**EXERCISE GOAL**. Pull every line that holds the word "object" from the entries.

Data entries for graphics
--------------------------------

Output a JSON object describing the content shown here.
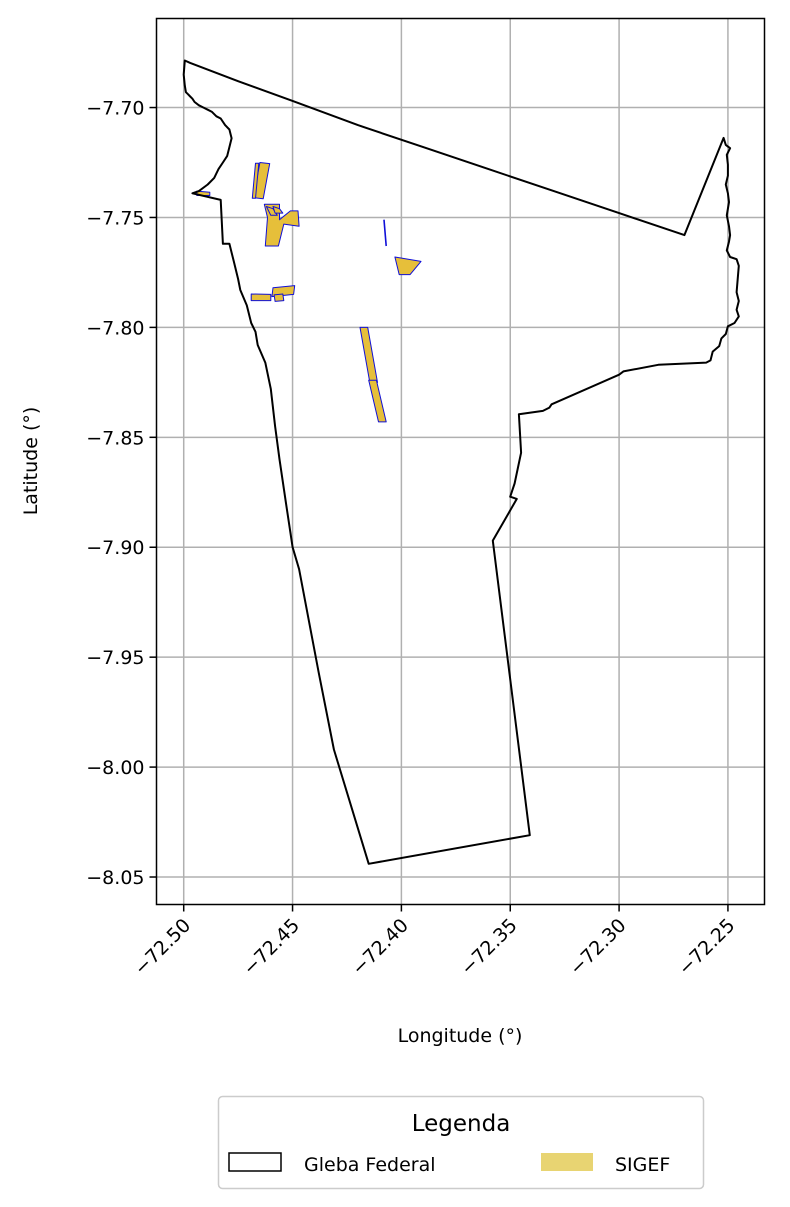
{
  "chart_data": {
    "type": "map",
    "xlabel": "Longitude (°)",
    "ylabel": "Latitude (°)",
    "xlim": [
      -72.5125,
      -72.2332
    ],
    "ylim": [
      -8.0625,
      -7.6595
    ],
    "x_ticks": [
      -72.5,
      -72.45,
      -72.4,
      -72.35,
      -72.3,
      -72.25
    ],
    "x_tick_labels": [
      "−72.50",
      "−72.45",
      "−72.40",
      "−72.35",
      "−72.30",
      "−72.25"
    ],
    "y_ticks": [
      -7.7,
      -7.75,
      -7.8,
      -7.85,
      -7.9,
      -7.95,
      -8.0,
      -8.05
    ],
    "y_tick_labels": [
      "−7.70",
      "−7.75",
      "−7.80",
      "−7.85",
      "−7.90",
      "−7.95",
      "−8.00",
      "−8.05"
    ],
    "grid": true,
    "legend": {
      "title": "Legenda",
      "placement": "bottom-center",
      "items": [
        {
          "label": "Gleba Federal",
          "kind": "outline"
        },
        {
          "label": "SIGEF",
          "kind": "fill"
        }
      ]
    },
    "colors": {
      "gleba_edge": "#000000",
      "sigef_fill": "#e6bf3a",
      "sigef_legend": "#e8d472",
      "sigef_edge": "#1010d8",
      "grid": "#b0b0b0"
    },
    "gleba_federal": [
      [
        -72.4995,
        -7.6786
      ],
      [
        -72.497,
        -7.6797
      ],
      [
        -72.475,
        -7.688
      ],
      [
        -72.45,
        -7.697
      ],
      [
        -72.42,
        -7.708
      ],
      [
        -72.39,
        -7.718
      ],
      [
        -72.36,
        -7.728
      ],
      [
        -72.33,
        -7.738
      ],
      [
        -72.3,
        -7.748
      ],
      [
        -72.27,
        -7.758
      ],
      [
        -72.252,
        -7.7138
      ],
      [
        -72.251,
        -7.717
      ],
      [
        -72.249,
        -7.7185
      ],
      [
        -72.2505,
        -7.7215
      ],
      [
        -72.25,
        -7.726
      ],
      [
        -72.25,
        -7.731
      ],
      [
        -72.251,
        -7.735
      ],
      [
        -72.25,
        -7.739
      ],
      [
        -72.2495,
        -7.743
      ],
      [
        -72.2505,
        -7.749
      ],
      [
        -72.2495,
        -7.754
      ],
      [
        -72.249,
        -7.758
      ],
      [
        -72.2495,
        -7.761
      ],
      [
        -72.2505,
        -7.765
      ],
      [
        -72.249,
        -7.768
      ],
      [
        -72.246,
        -7.769
      ],
      [
        -72.245,
        -7.772
      ],
      [
        -72.2455,
        -7.778
      ],
      [
        -72.246,
        -7.784
      ],
      [
        -72.245,
        -7.788
      ],
      [
        -72.246,
        -7.792
      ],
      [
        -72.245,
        -7.795
      ],
      [
        -72.247,
        -7.798
      ],
      [
        -72.25,
        -7.7995
      ],
      [
        -72.251,
        -7.803
      ],
      [
        -72.253,
        -7.805
      ],
      [
        -72.254,
        -7.8085
      ],
      [
        -72.257,
        -7.811
      ],
      [
        -72.258,
        -7.815
      ],
      [
        -72.26,
        -7.816
      ],
      [
        -72.282,
        -7.817
      ],
      [
        -72.298,
        -7.82
      ],
      [
        -72.3,
        -7.8215
      ],
      [
        -72.331,
        -7.835
      ],
      [
        -72.332,
        -7.8365
      ],
      [
        -72.335,
        -7.838
      ],
      [
        -72.346,
        -7.8395
      ],
      [
        -72.345,
        -7.857
      ],
      [
        -72.348,
        -7.871
      ],
      [
        -72.35,
        -7.877
      ],
      [
        -72.3485,
        -7.8775
      ],
      [
        -72.347,
        -7.878
      ],
      [
        -72.358,
        -7.897
      ],
      [
        -72.341,
        -8.031
      ],
      [
        -72.415,
        -8.044
      ],
      [
        -72.431,
        -7.992
      ],
      [
        -72.438,
        -7.957
      ],
      [
        -72.447,
        -7.91
      ],
      [
        -72.45,
        -7.9
      ],
      [
        -72.453,
        -7.88
      ],
      [
        -72.456,
        -7.86
      ],
      [
        -72.458,
        -7.845
      ],
      [
        -72.46,
        -7.828
      ],
      [
        -72.4625,
        -7.816
      ],
      [
        -72.466,
        -7.808
      ],
      [
        -72.467,
        -7.802
      ],
      [
        -72.469,
        -7.798
      ],
      [
        -72.471,
        -7.79
      ],
      [
        -72.474,
        -7.783
      ],
      [
        -72.475,
        -7.778
      ],
      [
        -72.477,
        -7.77
      ],
      [
        -72.479,
        -7.762
      ],
      [
        -72.482,
        -7.762
      ],
      [
        -72.483,
        -7.742
      ],
      [
        -72.496,
        -7.739
      ],
      [
        -72.493,
        -7.738
      ],
      [
        -72.489,
        -7.735
      ],
      [
        -72.486,
        -7.732
      ],
      [
        -72.484,
        -7.728
      ],
      [
        -72.482,
        -7.725
      ],
      [
        -72.48,
        -7.722
      ],
      [
        -72.479,
        -7.718
      ],
      [
        -72.478,
        -7.714
      ],
      [
        -72.479,
        -7.71
      ],
      [
        -72.481,
        -7.708
      ],
      [
        -72.483,
        -7.705
      ],
      [
        -72.485,
        -7.704
      ],
      [
        -72.487,
        -7.702
      ],
      [
        -72.489,
        -7.701
      ],
      [
        -72.491,
        -7.7
      ],
      [
        -72.493,
        -7.699
      ],
      [
        -72.495,
        -7.6975
      ],
      [
        -72.496,
        -7.696
      ],
      [
        -72.497,
        -7.695
      ],
      [
        -72.498,
        -7.694
      ],
      [
        -72.499,
        -7.693
      ],
      [
        -72.4995,
        -7.69
      ],
      [
        -72.5,
        -7.685
      ],
      [
        -72.4995,
        -7.6786
      ]
    ],
    "sigef_parcels": [
      [
        [
          -72.465,
          -7.725
        ],
        [
          -72.4605,
          -7.7255
        ],
        [
          -72.4635,
          -7.7415
        ],
        [
          -72.468,
          -7.741
        ]
      ],
      [
        [
          -72.467,
          -7.7253
        ],
        [
          -72.4655,
          -7.7253
        ],
        [
          -72.467,
          -7.7413
        ],
        [
          -72.4685,
          -7.7413
        ]
      ],
      [
        [
          -72.463,
          -7.744
        ],
        [
          -72.456,
          -7.744
        ],
        [
          -72.456,
          -7.751
        ],
        [
          -72.451,
          -7.747
        ],
        [
          -72.4475,
          -7.747
        ],
        [
          -72.447,
          -7.754
        ],
        [
          -72.454,
          -7.753
        ],
        [
          -72.4565,
          -7.763
        ],
        [
          -72.4625,
          -7.763
        ],
        [
          -72.4615,
          -7.75
        ],
        [
          -72.463,
          -7.744
        ]
      ],
      [
        [
          -72.462,
          -7.745
        ],
        [
          -72.459,
          -7.746
        ],
        [
          -72.457,
          -7.749
        ],
        [
          -72.46,
          -7.749
        ]
      ],
      [
        [
          -72.459,
          -7.745
        ],
        [
          -72.456,
          -7.746
        ],
        [
          -72.4545,
          -7.748
        ],
        [
          -72.458,
          -7.748
        ]
      ],
      [
        [
          -72.494,
          -7.738
        ],
        [
          -72.488,
          -7.7385
        ],
        [
          -72.488,
          -7.74
        ],
        [
          -72.494,
          -7.74
        ]
      ],
      [
        [
          -72.459,
          -7.782
        ],
        [
          -72.449,
          -7.781
        ],
        [
          -72.4495,
          -7.785
        ],
        [
          -72.4595,
          -7.786
        ]
      ],
      [
        [
          -72.4585,
          -7.7852
        ],
        [
          -72.4545,
          -7.7848
        ],
        [
          -72.454,
          -7.7878
        ],
        [
          -72.458,
          -7.7882
        ]
      ],
      [
        [
          -72.469,
          -7.7848
        ],
        [
          -72.46,
          -7.785
        ],
        [
          -72.46,
          -7.7878
        ],
        [
          -72.469,
          -7.7878
        ]
      ],
      [
        [
          -72.403,
          -7.768
        ],
        [
          -72.401,
          -7.776
        ],
        [
          -72.396,
          -7.776
        ],
        [
          -72.391,
          -7.77
        ]
      ],
      [
        [
          -72.419,
          -7.8
        ],
        [
          -72.4155,
          -7.8
        ],
        [
          -72.411,
          -7.825
        ],
        [
          -72.4145,
          -7.825
        ]
      ],
      [
        [
          -72.415,
          -7.824
        ],
        [
          -72.4115,
          -7.824
        ],
        [
          -72.407,
          -7.843
        ],
        [
          -72.4105,
          -7.843
        ]
      ]
    ],
    "sigef_lines": [
      [
        [
          -72.408,
          -7.751
        ],
        [
          -72.407,
          -7.763
        ]
      ]
    ]
  }
}
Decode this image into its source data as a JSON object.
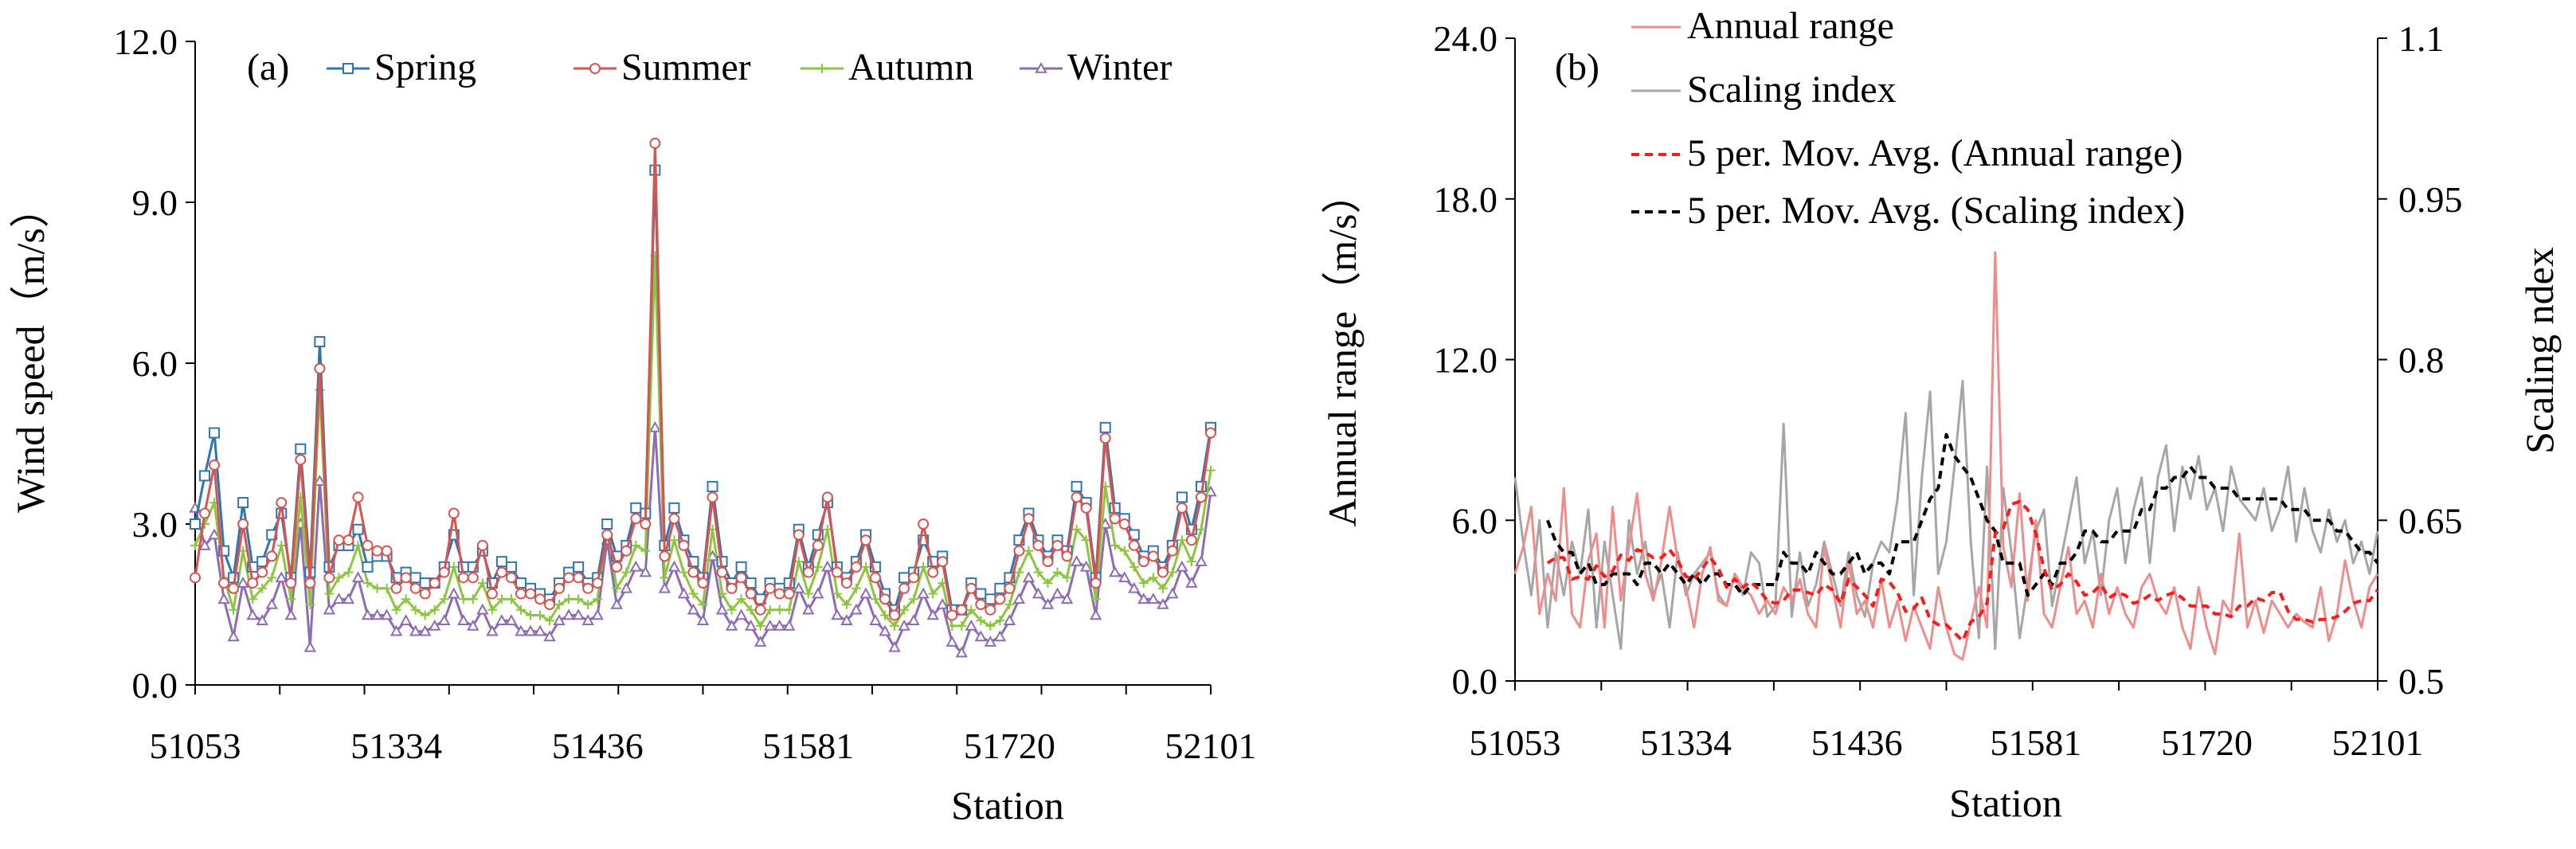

--------------------------------

**SOLUTION TO THIS PROBLEM**.
Output a JSON object describing the content shown here.
Decode this image into its source data as a JSON object.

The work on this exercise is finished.